Stored data
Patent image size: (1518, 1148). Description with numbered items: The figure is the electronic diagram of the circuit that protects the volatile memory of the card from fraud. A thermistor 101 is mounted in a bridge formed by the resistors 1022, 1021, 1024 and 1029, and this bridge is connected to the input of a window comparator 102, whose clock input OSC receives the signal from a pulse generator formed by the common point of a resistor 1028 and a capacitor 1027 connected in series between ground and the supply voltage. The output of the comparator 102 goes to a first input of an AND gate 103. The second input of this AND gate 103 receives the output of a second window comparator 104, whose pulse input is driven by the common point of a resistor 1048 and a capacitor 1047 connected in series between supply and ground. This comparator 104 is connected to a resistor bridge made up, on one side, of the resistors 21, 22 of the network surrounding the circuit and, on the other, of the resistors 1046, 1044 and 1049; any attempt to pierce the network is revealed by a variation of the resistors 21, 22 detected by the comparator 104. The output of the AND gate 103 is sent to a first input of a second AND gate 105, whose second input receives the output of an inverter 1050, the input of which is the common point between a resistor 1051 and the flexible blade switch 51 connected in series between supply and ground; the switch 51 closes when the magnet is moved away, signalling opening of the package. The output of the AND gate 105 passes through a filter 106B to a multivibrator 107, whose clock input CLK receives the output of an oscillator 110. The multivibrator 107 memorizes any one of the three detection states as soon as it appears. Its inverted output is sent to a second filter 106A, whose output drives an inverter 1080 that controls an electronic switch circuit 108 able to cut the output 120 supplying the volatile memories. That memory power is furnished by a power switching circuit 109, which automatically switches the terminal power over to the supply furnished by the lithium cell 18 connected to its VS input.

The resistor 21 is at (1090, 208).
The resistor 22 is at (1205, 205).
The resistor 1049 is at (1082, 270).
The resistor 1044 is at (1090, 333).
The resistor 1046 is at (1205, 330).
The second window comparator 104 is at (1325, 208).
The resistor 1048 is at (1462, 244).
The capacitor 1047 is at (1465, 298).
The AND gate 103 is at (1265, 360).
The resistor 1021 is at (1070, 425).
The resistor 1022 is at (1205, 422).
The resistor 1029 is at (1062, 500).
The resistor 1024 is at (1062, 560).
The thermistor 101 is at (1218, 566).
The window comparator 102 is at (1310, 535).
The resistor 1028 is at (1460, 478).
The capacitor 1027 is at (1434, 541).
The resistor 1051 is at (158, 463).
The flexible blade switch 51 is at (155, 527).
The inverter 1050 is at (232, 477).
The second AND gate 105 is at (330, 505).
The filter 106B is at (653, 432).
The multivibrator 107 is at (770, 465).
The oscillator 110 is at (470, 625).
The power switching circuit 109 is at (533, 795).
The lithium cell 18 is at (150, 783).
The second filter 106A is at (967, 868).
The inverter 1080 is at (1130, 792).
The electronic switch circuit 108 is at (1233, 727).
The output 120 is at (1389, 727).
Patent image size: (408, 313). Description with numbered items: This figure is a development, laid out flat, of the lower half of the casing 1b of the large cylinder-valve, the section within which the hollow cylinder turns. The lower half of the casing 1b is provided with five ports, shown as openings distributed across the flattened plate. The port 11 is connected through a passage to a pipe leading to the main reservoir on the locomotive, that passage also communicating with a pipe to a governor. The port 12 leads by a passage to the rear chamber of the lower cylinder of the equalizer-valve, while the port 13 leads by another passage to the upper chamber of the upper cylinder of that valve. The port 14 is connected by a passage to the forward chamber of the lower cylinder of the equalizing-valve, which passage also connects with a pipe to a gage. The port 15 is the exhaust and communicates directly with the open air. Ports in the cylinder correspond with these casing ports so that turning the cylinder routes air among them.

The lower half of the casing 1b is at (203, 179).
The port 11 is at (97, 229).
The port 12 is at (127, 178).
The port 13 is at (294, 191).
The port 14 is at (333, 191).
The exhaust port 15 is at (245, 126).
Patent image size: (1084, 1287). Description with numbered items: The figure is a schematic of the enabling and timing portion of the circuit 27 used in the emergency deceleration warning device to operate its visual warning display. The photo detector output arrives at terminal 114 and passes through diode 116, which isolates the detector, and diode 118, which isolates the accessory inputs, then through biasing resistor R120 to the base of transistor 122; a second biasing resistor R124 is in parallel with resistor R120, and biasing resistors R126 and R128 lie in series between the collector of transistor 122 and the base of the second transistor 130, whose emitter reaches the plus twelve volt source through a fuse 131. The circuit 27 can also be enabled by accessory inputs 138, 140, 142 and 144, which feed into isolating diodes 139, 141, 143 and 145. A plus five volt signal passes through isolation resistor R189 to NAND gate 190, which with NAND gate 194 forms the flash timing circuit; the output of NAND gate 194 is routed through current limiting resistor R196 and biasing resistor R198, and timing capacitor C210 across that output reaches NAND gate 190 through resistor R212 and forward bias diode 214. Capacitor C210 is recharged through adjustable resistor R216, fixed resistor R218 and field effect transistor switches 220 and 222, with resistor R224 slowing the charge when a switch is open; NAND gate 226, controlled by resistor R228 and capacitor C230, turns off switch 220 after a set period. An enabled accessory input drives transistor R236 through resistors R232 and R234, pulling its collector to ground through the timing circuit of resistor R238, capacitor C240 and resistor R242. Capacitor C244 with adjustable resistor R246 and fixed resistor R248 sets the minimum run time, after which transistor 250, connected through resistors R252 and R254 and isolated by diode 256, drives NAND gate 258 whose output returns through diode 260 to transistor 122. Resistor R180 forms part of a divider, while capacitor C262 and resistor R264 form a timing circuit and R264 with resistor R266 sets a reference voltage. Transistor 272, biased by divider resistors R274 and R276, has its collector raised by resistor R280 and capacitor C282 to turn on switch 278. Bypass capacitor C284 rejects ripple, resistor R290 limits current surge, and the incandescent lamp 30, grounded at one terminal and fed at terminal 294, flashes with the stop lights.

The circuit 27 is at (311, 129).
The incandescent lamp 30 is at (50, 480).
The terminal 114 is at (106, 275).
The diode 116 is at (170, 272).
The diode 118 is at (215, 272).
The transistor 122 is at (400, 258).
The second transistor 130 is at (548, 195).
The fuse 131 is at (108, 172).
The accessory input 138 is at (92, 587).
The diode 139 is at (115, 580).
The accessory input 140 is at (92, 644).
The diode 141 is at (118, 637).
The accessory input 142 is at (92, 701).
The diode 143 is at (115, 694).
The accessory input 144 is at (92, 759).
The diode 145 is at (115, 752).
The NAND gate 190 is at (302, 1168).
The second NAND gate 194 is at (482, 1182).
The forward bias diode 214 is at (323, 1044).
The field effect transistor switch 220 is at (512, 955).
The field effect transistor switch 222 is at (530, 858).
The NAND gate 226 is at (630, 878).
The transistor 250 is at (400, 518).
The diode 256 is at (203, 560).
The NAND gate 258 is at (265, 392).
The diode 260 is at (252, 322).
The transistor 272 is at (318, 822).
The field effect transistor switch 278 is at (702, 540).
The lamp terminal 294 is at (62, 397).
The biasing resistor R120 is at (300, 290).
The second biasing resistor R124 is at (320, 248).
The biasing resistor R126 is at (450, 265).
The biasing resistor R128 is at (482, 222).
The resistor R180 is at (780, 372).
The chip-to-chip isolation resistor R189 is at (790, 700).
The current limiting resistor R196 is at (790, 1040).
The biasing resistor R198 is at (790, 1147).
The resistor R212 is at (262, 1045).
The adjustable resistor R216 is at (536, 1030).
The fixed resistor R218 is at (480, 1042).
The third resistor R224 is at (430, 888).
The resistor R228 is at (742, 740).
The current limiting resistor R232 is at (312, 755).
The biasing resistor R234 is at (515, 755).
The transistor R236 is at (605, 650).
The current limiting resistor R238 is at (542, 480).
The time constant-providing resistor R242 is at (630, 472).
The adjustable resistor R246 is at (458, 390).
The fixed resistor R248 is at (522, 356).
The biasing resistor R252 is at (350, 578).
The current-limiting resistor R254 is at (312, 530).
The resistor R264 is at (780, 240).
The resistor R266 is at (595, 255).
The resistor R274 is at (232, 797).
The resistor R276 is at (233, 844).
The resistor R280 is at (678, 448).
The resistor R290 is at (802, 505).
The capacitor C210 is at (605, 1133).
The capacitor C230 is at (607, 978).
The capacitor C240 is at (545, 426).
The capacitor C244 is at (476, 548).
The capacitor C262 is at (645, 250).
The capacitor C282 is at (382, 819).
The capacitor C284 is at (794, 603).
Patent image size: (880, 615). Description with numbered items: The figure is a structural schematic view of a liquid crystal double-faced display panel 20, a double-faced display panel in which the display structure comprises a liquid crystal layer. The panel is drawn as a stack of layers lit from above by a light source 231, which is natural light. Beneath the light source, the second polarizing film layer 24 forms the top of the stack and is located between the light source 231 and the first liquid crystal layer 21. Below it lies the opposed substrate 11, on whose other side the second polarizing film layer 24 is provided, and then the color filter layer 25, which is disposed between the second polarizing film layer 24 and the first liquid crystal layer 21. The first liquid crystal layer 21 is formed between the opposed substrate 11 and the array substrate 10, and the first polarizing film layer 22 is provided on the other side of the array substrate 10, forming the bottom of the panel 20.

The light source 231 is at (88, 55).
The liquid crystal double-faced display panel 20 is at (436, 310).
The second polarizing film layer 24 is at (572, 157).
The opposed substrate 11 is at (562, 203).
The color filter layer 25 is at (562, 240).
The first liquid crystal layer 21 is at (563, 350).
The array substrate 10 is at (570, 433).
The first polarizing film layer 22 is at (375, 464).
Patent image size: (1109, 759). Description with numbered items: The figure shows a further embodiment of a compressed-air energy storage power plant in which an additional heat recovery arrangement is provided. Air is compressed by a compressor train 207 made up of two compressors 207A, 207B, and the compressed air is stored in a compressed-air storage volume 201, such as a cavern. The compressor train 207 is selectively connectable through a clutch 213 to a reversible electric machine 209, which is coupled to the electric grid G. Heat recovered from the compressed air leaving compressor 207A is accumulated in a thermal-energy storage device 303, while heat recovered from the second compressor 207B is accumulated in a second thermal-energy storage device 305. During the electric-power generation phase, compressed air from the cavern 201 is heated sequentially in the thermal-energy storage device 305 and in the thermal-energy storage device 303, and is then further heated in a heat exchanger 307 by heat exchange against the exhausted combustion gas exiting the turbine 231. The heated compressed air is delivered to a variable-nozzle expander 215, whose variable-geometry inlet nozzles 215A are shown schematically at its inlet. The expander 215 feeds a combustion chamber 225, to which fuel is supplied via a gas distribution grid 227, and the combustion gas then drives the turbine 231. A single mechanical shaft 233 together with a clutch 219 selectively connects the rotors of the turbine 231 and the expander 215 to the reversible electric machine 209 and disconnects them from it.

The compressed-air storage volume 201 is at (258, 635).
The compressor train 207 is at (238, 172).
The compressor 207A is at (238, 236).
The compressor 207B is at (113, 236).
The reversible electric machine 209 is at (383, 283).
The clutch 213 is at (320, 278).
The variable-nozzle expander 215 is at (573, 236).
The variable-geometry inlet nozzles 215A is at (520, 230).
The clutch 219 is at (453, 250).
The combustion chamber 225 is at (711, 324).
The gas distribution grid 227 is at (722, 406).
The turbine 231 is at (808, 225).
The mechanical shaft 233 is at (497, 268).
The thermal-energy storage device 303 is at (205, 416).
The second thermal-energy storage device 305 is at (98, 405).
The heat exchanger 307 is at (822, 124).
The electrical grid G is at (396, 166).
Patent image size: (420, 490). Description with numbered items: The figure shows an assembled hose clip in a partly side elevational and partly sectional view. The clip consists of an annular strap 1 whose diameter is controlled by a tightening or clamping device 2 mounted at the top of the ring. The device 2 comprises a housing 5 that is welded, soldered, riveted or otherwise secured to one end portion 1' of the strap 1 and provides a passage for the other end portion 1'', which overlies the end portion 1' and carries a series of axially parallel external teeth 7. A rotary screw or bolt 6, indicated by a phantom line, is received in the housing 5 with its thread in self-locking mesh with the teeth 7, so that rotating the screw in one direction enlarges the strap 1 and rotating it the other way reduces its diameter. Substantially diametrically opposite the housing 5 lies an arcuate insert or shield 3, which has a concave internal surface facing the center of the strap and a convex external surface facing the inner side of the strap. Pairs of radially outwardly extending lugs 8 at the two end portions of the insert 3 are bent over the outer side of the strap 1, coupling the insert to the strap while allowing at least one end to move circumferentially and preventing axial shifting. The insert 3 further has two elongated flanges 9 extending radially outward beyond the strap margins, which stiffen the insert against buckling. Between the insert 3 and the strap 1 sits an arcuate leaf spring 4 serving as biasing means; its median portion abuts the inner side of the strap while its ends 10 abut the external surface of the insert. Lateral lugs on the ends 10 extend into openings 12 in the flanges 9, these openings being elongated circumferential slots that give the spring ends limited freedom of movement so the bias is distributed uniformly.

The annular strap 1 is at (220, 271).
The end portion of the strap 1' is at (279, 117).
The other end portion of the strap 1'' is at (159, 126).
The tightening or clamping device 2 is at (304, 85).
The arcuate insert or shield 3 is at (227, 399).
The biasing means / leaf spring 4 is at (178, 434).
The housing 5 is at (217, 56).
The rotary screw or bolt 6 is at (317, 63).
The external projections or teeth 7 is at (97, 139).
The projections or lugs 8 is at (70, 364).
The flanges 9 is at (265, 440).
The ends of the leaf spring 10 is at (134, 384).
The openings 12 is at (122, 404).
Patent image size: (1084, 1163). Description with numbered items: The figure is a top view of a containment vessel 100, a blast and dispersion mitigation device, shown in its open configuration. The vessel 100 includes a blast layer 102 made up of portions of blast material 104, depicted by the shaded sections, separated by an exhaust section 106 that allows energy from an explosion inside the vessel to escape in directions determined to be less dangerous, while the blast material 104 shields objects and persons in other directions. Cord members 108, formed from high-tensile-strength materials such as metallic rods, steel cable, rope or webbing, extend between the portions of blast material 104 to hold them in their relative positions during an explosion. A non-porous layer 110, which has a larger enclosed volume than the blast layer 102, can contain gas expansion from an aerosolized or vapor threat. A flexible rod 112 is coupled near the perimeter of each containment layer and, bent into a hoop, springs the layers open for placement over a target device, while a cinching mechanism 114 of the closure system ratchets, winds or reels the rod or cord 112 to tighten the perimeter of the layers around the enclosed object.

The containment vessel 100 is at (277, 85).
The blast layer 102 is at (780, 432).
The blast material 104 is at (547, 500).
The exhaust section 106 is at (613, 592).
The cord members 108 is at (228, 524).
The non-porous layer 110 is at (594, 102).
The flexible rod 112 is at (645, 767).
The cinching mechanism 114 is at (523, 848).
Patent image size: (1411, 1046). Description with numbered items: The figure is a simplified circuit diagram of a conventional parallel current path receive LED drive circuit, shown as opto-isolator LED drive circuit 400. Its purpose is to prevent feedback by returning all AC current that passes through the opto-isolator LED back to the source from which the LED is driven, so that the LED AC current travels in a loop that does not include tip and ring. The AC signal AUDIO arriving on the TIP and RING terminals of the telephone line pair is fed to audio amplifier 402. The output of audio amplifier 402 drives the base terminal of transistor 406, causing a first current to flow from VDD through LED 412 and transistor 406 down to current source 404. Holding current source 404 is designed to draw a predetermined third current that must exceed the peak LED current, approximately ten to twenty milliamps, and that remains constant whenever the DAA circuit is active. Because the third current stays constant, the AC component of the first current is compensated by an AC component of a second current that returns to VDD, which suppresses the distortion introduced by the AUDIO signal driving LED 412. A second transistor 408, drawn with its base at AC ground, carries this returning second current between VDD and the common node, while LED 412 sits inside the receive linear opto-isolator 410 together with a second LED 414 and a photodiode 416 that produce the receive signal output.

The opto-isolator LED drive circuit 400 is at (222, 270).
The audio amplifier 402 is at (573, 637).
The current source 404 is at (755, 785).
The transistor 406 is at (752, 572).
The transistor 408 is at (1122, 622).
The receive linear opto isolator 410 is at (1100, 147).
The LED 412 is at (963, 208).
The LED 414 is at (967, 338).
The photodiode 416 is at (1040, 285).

What is expected
Extract the lines from the items without any changes, beginning at the line that contains "Patent image size: (408, 313)." and stopping after the line that contains "The lower half of the casing 1b is at".

Written reply
Patent image size: (408, 313). Description with numbered items: This figure is a development, laid out flat, of the lower half of the casing 1b of the large cylinder-valve, the section within which the hollow cylinder turns. The lower half of the casing 1b is provided with five ports, shown as openings distributed across the flattened plate. The port 11 is connected through a passage to a pipe leading to the main reservoir on the locomotive, that passage also communicating with a pipe to a governor. The port 12 leads by a passage to the rear chamber of the lower cylinder of the equalizer-valve, while the port 13 leads by another passage to the upper chamber of the upper cylinder of that valve. The port 14 is connected by a passage to the forward chamber of the lower cylinder of the equalizing-valve, which passage also connects with a pipe to a gage. The port 15 is the exhaust and communicates directly with the open air. Ports in the cylinder correspond with these casing ports so that turning the cylinder routes air among them.

The lower half of the casing 1b is at (203, 179).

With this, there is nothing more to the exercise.